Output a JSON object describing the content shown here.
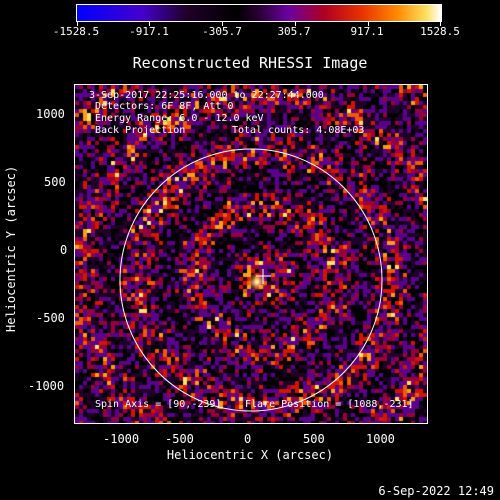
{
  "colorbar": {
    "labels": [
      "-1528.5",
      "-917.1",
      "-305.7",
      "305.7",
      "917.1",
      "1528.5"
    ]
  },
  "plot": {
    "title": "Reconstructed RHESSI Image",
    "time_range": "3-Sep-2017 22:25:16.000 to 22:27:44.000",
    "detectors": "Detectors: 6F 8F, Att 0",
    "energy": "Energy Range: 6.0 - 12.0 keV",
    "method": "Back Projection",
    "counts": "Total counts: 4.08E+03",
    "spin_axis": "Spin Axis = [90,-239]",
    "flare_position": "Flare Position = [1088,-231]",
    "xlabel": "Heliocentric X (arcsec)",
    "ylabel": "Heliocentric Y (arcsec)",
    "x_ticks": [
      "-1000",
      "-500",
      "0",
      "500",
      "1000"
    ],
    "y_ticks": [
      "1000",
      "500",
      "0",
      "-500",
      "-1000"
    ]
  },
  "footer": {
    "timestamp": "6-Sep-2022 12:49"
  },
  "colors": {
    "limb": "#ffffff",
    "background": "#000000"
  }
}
* * *
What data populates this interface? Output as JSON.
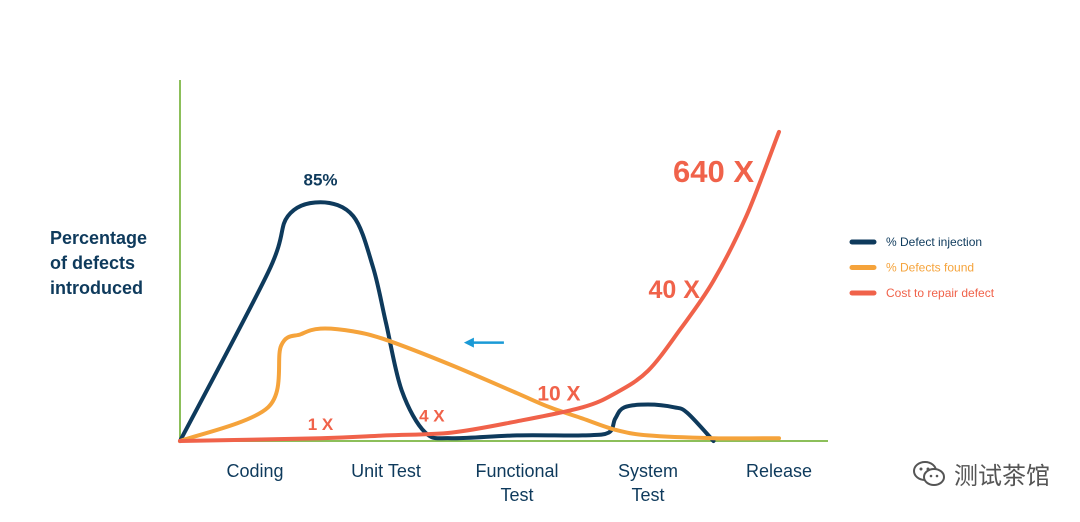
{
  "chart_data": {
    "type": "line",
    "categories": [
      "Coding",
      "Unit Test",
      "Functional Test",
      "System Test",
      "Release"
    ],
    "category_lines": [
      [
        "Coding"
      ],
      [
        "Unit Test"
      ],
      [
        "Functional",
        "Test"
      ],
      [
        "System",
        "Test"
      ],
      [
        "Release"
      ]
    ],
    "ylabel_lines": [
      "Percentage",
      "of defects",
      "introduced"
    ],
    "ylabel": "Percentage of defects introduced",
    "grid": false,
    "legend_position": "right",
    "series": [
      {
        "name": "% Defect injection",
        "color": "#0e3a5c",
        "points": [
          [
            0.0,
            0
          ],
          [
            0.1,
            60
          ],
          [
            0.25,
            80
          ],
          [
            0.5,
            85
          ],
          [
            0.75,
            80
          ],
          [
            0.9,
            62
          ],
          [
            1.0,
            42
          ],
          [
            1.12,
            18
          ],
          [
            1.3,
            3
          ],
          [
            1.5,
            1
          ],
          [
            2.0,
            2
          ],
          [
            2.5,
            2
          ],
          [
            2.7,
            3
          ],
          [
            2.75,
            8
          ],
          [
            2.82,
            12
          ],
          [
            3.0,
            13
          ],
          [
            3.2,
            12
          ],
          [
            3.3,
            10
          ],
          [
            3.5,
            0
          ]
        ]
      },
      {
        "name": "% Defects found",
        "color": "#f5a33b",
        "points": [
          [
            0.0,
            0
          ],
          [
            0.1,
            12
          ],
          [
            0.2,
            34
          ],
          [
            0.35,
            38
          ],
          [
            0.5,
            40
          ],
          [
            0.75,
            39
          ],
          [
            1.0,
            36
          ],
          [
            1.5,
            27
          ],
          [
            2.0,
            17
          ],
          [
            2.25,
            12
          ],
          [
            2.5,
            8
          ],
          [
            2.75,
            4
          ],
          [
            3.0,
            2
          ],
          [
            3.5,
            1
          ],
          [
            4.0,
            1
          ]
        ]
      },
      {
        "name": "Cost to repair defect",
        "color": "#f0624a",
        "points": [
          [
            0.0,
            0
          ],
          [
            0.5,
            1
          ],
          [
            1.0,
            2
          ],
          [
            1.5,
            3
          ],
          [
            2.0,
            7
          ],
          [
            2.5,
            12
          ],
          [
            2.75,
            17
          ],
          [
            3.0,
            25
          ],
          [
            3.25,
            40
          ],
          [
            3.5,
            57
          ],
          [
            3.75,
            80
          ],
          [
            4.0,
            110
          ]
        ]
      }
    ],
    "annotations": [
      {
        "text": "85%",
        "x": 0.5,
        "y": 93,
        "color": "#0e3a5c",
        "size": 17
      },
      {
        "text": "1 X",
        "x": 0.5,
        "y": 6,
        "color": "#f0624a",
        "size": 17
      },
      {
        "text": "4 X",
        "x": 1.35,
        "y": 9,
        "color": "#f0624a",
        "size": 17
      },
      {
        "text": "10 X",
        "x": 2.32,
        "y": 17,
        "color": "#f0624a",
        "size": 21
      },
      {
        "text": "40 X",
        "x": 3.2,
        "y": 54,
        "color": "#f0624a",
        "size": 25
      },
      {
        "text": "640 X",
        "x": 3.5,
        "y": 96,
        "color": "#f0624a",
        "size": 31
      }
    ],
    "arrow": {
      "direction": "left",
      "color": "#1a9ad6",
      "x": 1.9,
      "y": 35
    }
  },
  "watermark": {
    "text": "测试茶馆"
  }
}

*What you will do*
Each line in the data that holds the string "introduced" should be found and copied.

*Written answer*
      "introduced"
    "ylabel": "Percentage of defects introduced",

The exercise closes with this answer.